#### [SUPPLIED ENTRIES]
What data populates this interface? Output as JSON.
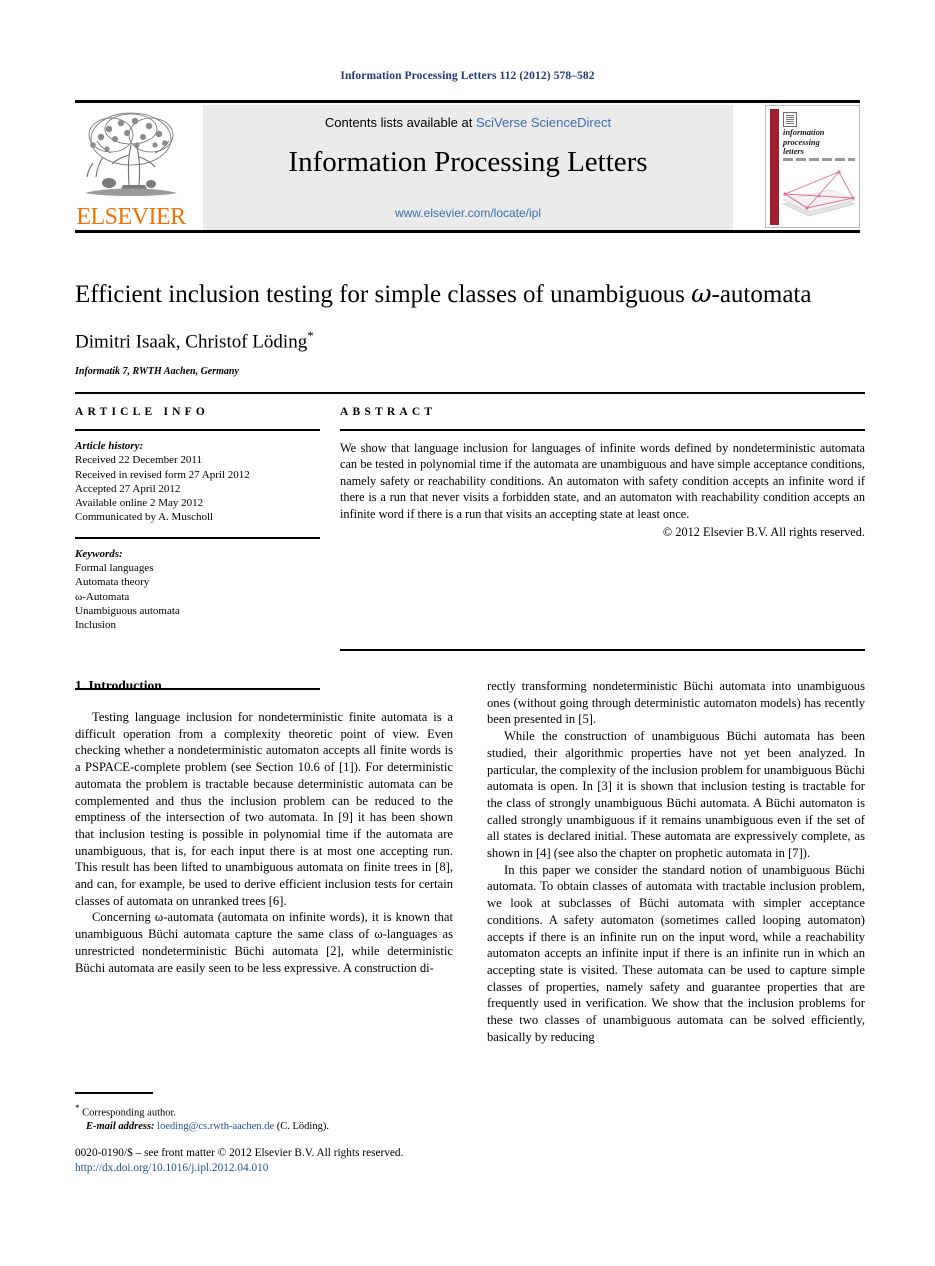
{
  "running_head": "Information Processing Letters 112 (2012) 578–582",
  "masthead": {
    "contents_prefix": "Contents lists available at ",
    "sciencedirect_link": "SciVerse ScienceDirect",
    "journal_title": "Information Processing Letters",
    "journal_url": "www.elsevier.com/locate/ipl",
    "publisher_name": "ELSEVIER",
    "cover": {
      "line1": "information",
      "line2": "processing",
      "line3": "letters"
    }
  },
  "title": {
    "main_before": "Efficient inclusion testing for simple classes of unambiguous ",
    "omega": "ω",
    "main_after": "-automata",
    "authors": "Dimitri Isaak, Christof Löding",
    "corresponding_marker": "*",
    "affiliation": "Informatik 7, RWTH Aachen, Germany"
  },
  "article_info": {
    "heading": "ARTICLE INFO",
    "history_label": "Article history:",
    "history": [
      "Received 22 December 2011",
      "Received in revised form 27 April 2012",
      "Accepted 27 April 2012",
      "Available online 2 May 2012",
      "Communicated by A. Muscholl"
    ],
    "keywords_label": "Keywords:",
    "keywords": [
      "Formal languages",
      "Automata theory",
      "ω-Automata",
      "Unambiguous automata",
      "Inclusion"
    ]
  },
  "abstract": {
    "heading": "ABSTRACT",
    "text": "We show that language inclusion for languages of infinite words defined by nondeterministic automata can be tested in polynomial time if the automata are unambiguous and have simple acceptance conditions, namely safety or reachability conditions. An automaton with safety condition accepts an infinite word if there is a run that never visits a forbidden state, and an automaton with reachability condition accepts an infinite word if there is a run that visits an accepting state at least once.",
    "copyright": "© 2012 Elsevier B.V. All rights reserved."
  },
  "body": {
    "section_heading": "1. Introduction",
    "left_paragraphs": [
      "Testing language inclusion for nondeterministic finite automata is a difficult operation from a complexity theoretic point of view. Even checking whether a nondeterministic automaton accepts all finite words is a PSPACE-complete problem (see Section 10.6 of [1]). For deterministic automata the problem is tractable because deterministic automata can be complemented and thus the inclusion problem can be reduced to the emptiness of the intersection of two automata. In [9] it has been shown that inclusion testing is possible in polynomial time if the automata are unambiguous, that is, for each input there is at most one accepting run. This result has been lifted to unambiguous automata on finite trees in [8], and can, for example, be used to derive efficient inclusion tests for certain classes of automata on unranked trees [6].",
      "Concerning ω-automata (automata on infinite words), it is known that unambiguous Büchi automata capture the same class of ω-languages as unrestricted nondeterministic Büchi automata [2], while deterministic Büchi automata are easily seen to be less expressive. A construction di-"
    ],
    "right_paragraphs": [
      "rectly transforming nondeterministic Büchi automata into unambiguous ones (without going through deterministic automaton models) has recently been presented in [5].",
      "While the construction of unambiguous Büchi automata has been studied, their algorithmic properties have not yet been analyzed. In particular, the complexity of the inclusion problem for unambiguous Büchi automata is open. In [3] it is shown that inclusion testing is tractable for the class of strongly unambiguous Büchi automata. A Büchi automaton is called strongly unambiguous if it remains unambiguous even if the set of all states is declared initial. These automata are expressively complete, as shown in [4] (see also the chapter on prophetic automata in [7]).",
      "In this paper we consider the standard notion of unambiguous Büchi automata. To obtain classes of automata with tractable inclusion problem, we look at subclasses of Büchi automata with simpler acceptance conditions. A safety automaton (sometimes called looping automaton) accepts if there is an infinite run on the input word, while a reachability automaton accepts an infinite input if there is an infinite run in which an accepting state is visited. These automata can be used to capture simple classes of properties, namely safety and guarantee properties that are frequently used in verification. We show that the inclusion problems for these two classes of unambiguous automata can be solved efficiently, basically by reducing"
    ]
  },
  "footnote": {
    "star": "*",
    "corresponding_author": "Corresponding author.",
    "email_label": "E-mail address:",
    "email": "loeding@cs.rwth-aachen.de",
    "email_owner": "(C. Löding)."
  },
  "footer": {
    "issn_line": "0020-0190/$ – see front matter © 2012 Elsevier B.V. All rights reserved.",
    "doi": "http://dx.doi.org/10.1016/j.ipl.2012.04.010"
  },
  "colors": {
    "running_head": "#1f3a77",
    "link": "#3a6fb0",
    "doi_link": "#1f4f9c",
    "elsevier_orange": "#ee7203",
    "cover_spine": "#9e1f2f",
    "banner_bg": "#ebebeb"
  }
}
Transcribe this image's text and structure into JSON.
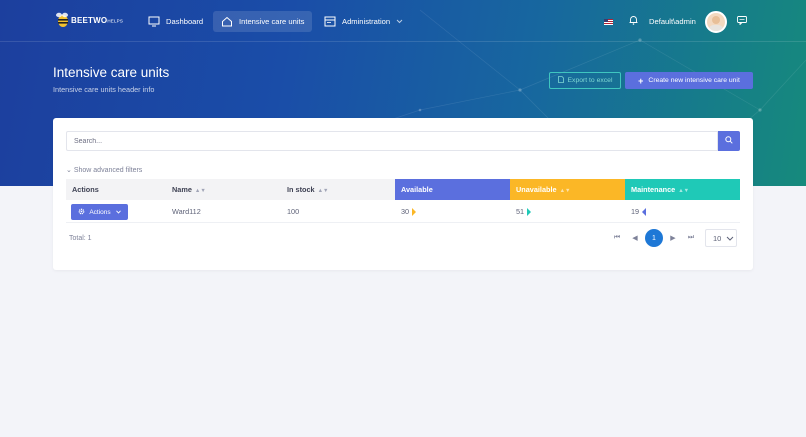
{
  "app": {
    "logo_text": "BEETWO",
    "logo_suffix": "HELPS"
  },
  "nav": {
    "dashboard": "Dashboard",
    "icu": "Intensive care units",
    "administration": "Administration"
  },
  "user": {
    "name": "Default\\admin"
  },
  "page": {
    "title": "Intensive care units",
    "subtitle": "Intensive care units header info",
    "export_label": "Export to excel",
    "create_label": "Create new intensive care unit"
  },
  "search": {
    "placeholder": "Search..."
  },
  "filters": {
    "advanced_label": "Show advanced filters"
  },
  "table": {
    "headers": {
      "actions": "Actions",
      "name": "Name",
      "in_stock": "In stock",
      "available": "Available",
      "unavailable": "Unavailable",
      "maintenance": "Maintenance"
    },
    "rows": [
      {
        "actions_label": "Actions",
        "name": "Ward112",
        "in_stock": "100",
        "available": "30",
        "unavailable": "51",
        "maintenance": "19"
      }
    ],
    "total": "Total: 1"
  },
  "pagination": {
    "current": "1",
    "page_size": "10"
  },
  "colors": {
    "primary": "#5b6fde",
    "available": "#5b6fde",
    "unavailable": "#fbb726",
    "maintenance": "#1fc9b7",
    "page_active": "#1e78d6"
  }
}
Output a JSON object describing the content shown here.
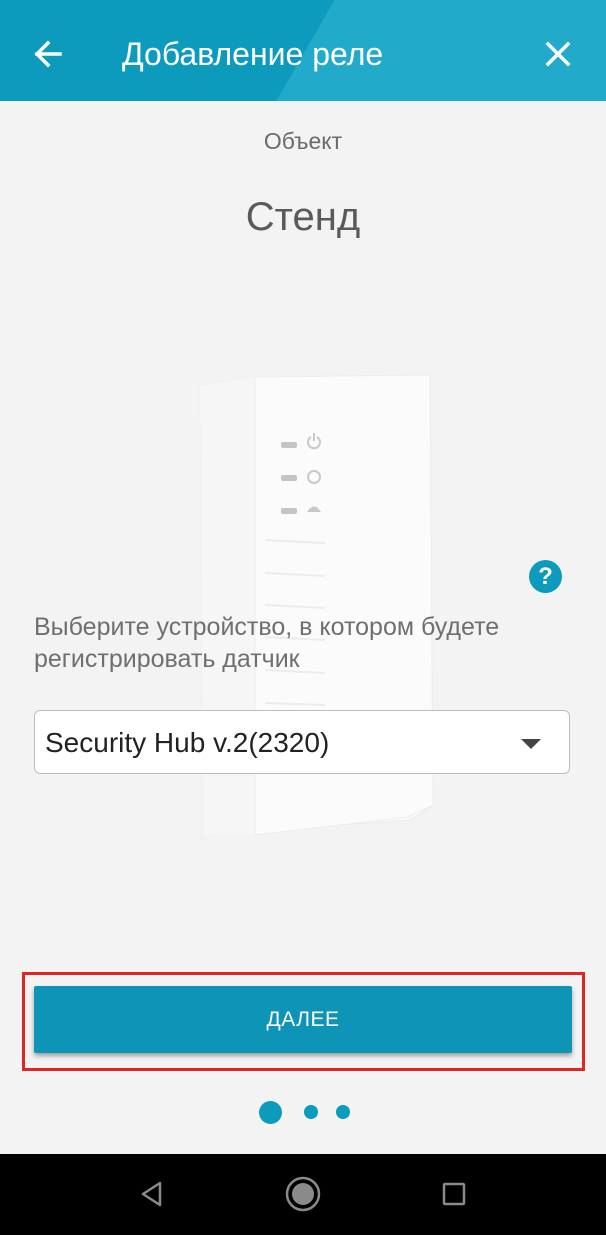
{
  "header": {
    "title": "Добавление реле",
    "back_icon": "arrow-left-icon",
    "close_icon": "close-icon"
  },
  "object": {
    "label": "Объект",
    "name": "Стенд"
  },
  "help": {
    "label": "?",
    "icon": "help-icon"
  },
  "device_prompt": "Выберите устройство, в котором будете регистрировать датчик",
  "device_select": {
    "value": "Security Hub v.2(2320)",
    "icon": "dropdown-arrow-icon"
  },
  "next_button": {
    "label": "ДАЛЕЕ"
  },
  "pagination": {
    "total": 3,
    "current": 1
  },
  "system_nav": {
    "icons": [
      "back-icon",
      "home-icon",
      "recents-icon"
    ]
  },
  "colors": {
    "primary": "#0d9bbd",
    "highlight": "#e0261d",
    "background": "#f3f3f3"
  }
}
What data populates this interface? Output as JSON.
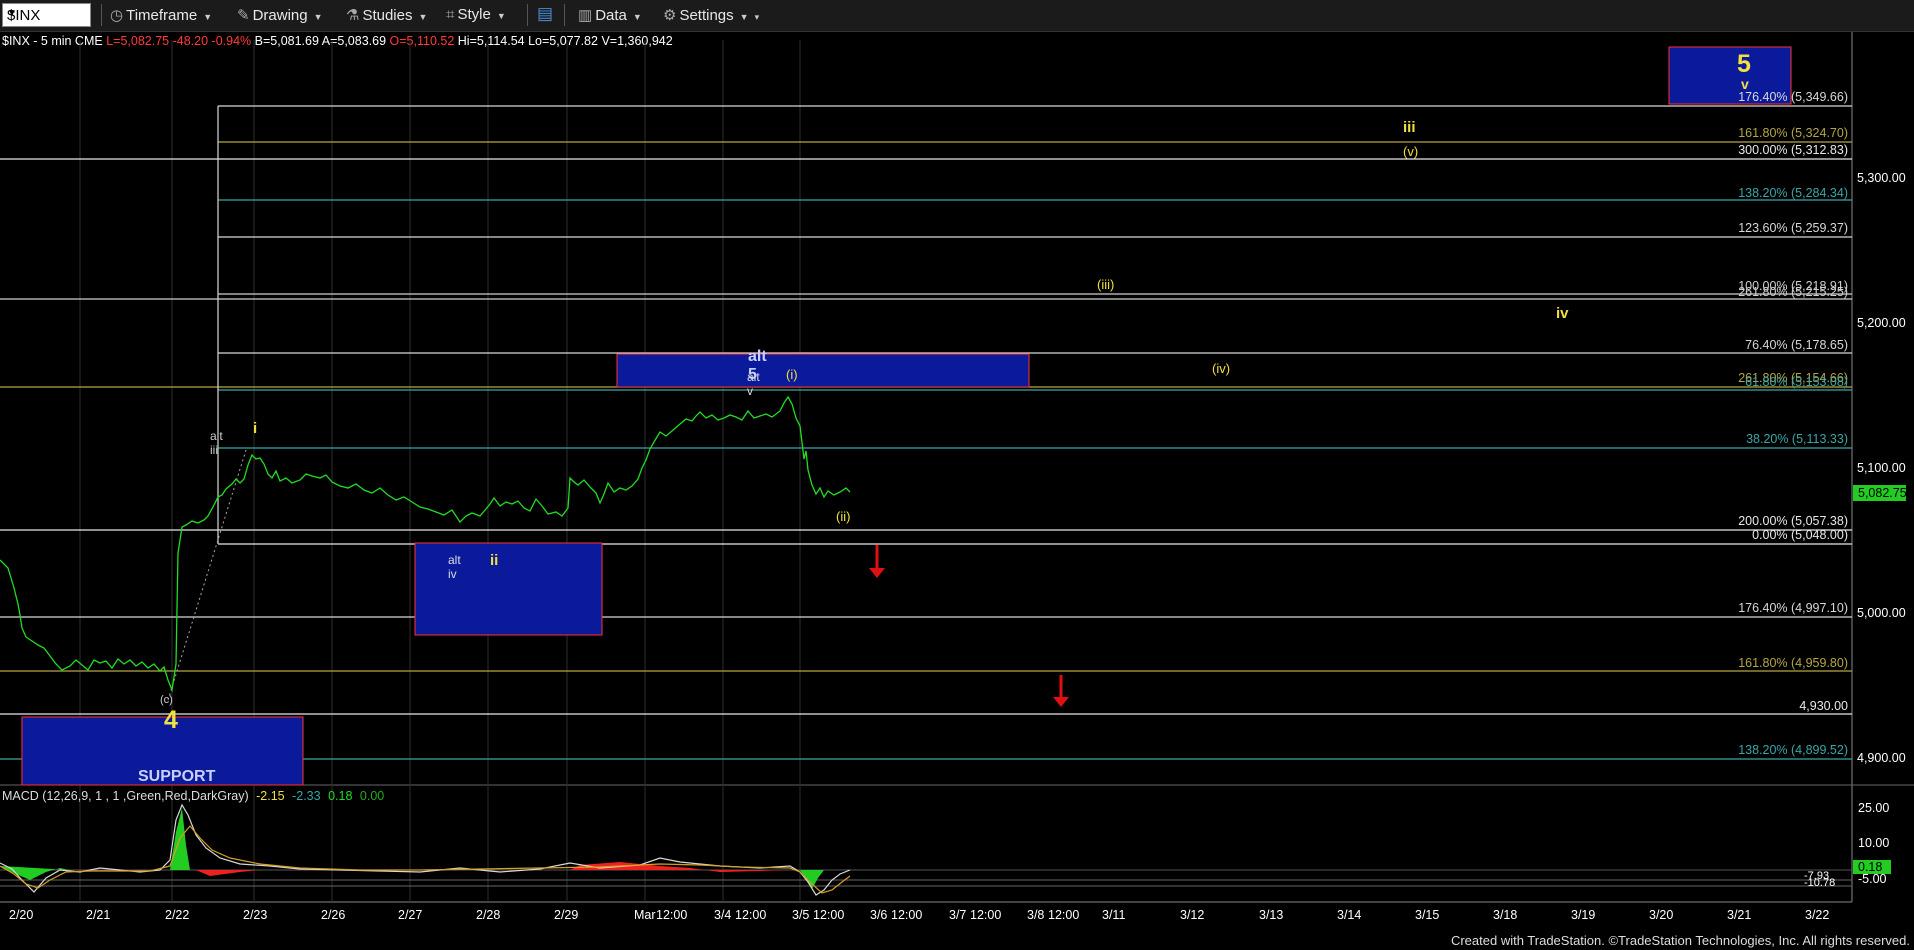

#### [TASK DIRECTIONS]
Print the complete listing exactly, apart from any pictures.

#### [RESULT]
What data populates this interface? Output as JSON.
{
  "running_head": "Information Processing Letters 112 (2012) 578–582",
  "masthead": {
    "contents_prefix": "Contents lists available at ",
    "sciencedirect_link": "SciVerse ScienceDirect",
    "journal_title": "Information Processing Letters",
    "journal_url": "www.elsevier.com/locate/ipl",
    "publisher_name": "ELSEVIER",
    "cover": {
      "line1": "information",
      "line2": "processing",
      "line3": "letters"
    }
  },
  "title": {
    "main_before": "Efficient inclusion testing for simple classes of unambiguous ",
    "omega": "ω",
    "main_after": "-automata",
    "authors": "Dimitri Isaak, Christof Löding",
    "corresponding_marker": "*",
    "affiliation": "Informatik 7, RWTH Aachen, Germany"
  },
  "article_info": {
    "heading": "ARTICLE INFO",
    "history_label": "Article history:",
    "history": [
      "Received 22 December 2011",
      "Received in revised form 27 April 2012",
      "Accepted 27 April 2012",
      "Available online 2 May 2012",
      "Communicated by A. Muscholl"
    ],
    "keywords_label": "Keywords:",
    "keywords": [
      "Formal languages",
      "Automata theory",
      "ω-Automata",
      "Unambiguous automata",
      "Inclusion"
    ]
  },
  "abstract": {
    "heading": "ABSTRACT",
    "text": "We show that language inclusion for languages of infinite words defined by nondeterministic automata can be tested in polynomial time if the automata are unambiguous and have simple acceptance conditions, namely safety or reachability conditions. An automaton with safety condition accepts an infinite word if there is a run that never visits a forbidden state, and an automaton with reachability condition accepts an infinite word if there is a run that visits an accepting state at least once.",
    "copyright": "© 2012 Elsevier B.V. All rights reserved."
  },
  "body": {
    "section_heading": "1. Introduction",
    "left_paragraphs": [
      "Testing language inclusion for nondeterministic finite automata is a difficult operation from a complexity theoretic point of view. Even checking whether a nondeterministic automaton accepts all finite words is a PSPACE-complete problem (see Section 10.6 of [1]). For deterministic automata the problem is tractable because deterministic automata can be complemented and thus the inclusion problem can be reduced to the emptiness of the intersection of two automata. In [9] it has been shown that inclusion testing is possible in polynomial time if the automata are unambiguous, that is, for each input there is at most one accepting run. This result has been lifted to unambiguous automata on finite trees in [8], and can, for example, be used to derive efficient inclusion tests for certain classes of automata on unranked trees [6].",
      "Concerning ω-automata (automata on infinite words), it is known that unambiguous Büchi automata capture the same class of ω-languages as unrestricted nondeterministic Büchi automata [2], while deterministic Büchi automata are easily seen to be less expressive. A construction di-"
    ],
    "right_paragraphs": [
      "rectly transforming nondeterministic Büchi automata into unambiguous ones (without going through deterministic automaton models) has recently been presented in [5].",
      "While the construction of unambiguous Büchi automata has been studied, their algorithmic properties have not yet been analyzed. In particular, the complexity of the inclusion problem for unambiguous Büchi automata is open. In [3] it is shown that inclusion testing is tractable for the class of strongly unambiguous Büchi automata. A Büchi automaton is called strongly unambiguous if it remains unambiguous even if the set of all states is declared initial. These automata are expressively complete, as shown in [4] (see also the chapter on prophetic automata in [7]).",
      "In this paper we consider the standard notion of unambiguous Büchi automata. To obtain classes of automata with tractable inclusion problem, we look at subclasses of Büchi automata with simpler acceptance conditions. A safety automaton (sometimes called looping automaton) accepts if there is an infinite run on the input word, while a reachability automaton accepts an infinite input if there is an infinite run in which an accepting state is visited. These automata can be used to capture simple classes of properties, namely safety and guarantee properties that are frequently used in verification. We show that the inclusion problems for these two classes of unambiguous automata can be solved efficiently, basically by reducing"
    ]
  },
  "footnote": {
    "star": "*",
    "corresponding_author": "Corresponding author.",
    "email_label": "E-mail address:",
    "email": "loeding@cs.rwth-aachen.de",
    "email_owner": "(C. Löding)."
  },
  "footer": {
    "issn_line": "0020-0190/$ – see front matter © 2012 Elsevier B.V. All rights reserved.",
    "doi": "http://dx.doi.org/10.1016/j.ipl.2012.04.010"
  },
  "colors": {
    "running_head": "#1f3a77",
    "link": "#3a6fb0",
    "doi_link": "#1f4f9c",
    "elsevier_orange": "#ee7203",
    "cover_spine": "#9e1f2f",
    "banner_bg": "#ebebeb"
  }
}
Transcribe this image's text and structure into JSON.
{
  "app": {
    "logo_text": "BEETWO",
    "logo_suffix": "HELPS"
  },
  "nav": {
    "dashboard": "Dashboard",
    "icu": "Intensive care units",
    "administration": "Administration"
  },
  "user": {
    "name": "Default\\admin"
  },
  "page": {
    "title": "Intensive care units",
    "subtitle": "Intensive care units header info",
    "export_label": "Export to excel",
    "create_label": "Create new intensive care unit"
  },
  "search": {
    "placeholder": "Search..."
  },
  "filters": {
    "advanced_label": "Show advanced filters"
  },
  "table": {
    "headers": {
      "actions": "Actions",
      "name": "Name",
      "in_stock": "In stock",
      "available": "Available",
      "unavailable": "Unavailable",
      "maintenance": "Maintenance"
    },
    "rows": [
      {
        "actions_label": "Actions",
        "name": "Ward112",
        "in_stock": "100",
        "available": "30",
        "unavailable": "51",
        "maintenance": "19"
      }
    ],
    "total": "Total: 1"
  },
  "pagination": {
    "current": "1",
    "page_size": "10"
  },
  "colors": {
    "primary": "#5b6fde",
    "available": "#5b6fde",
    "unavailable": "#fbb726",
    "maintenance": "#1fc9b7",
    "page_active": "#1e78d6"
  }
}
Output a JSON object describing the content shown here.
{
  "header": {
    "title": "Добавление реле",
    "back_icon": "arrow-left-icon",
    "close_icon": "close-icon"
  },
  "object": {
    "label": "Объект",
    "name": "Стенд"
  },
  "help": {
    "label": "?",
    "icon": "help-icon"
  },
  "device_prompt": "Выберите устройство, в котором будете регистрировать датчик",
  "device_select": {
    "value": "Security Hub v.2(2320)",
    "icon": "dropdown-arrow-icon"
  },
  "next_button": {
    "label": "ДАЛЕЕ"
  },
  "pagination": {
    "total": 3,
    "current": 1
  },
  "system_nav": {
    "icons": [
      "back-icon",
      "home-icon",
      "recents-icon"
    ]
  },
  "colors": {
    "primary": "#0d9bbd",
    "highlight": "#e0261d",
    "background": "#f3f3f3"
  }
}
What data populates this interface? Output as JSON.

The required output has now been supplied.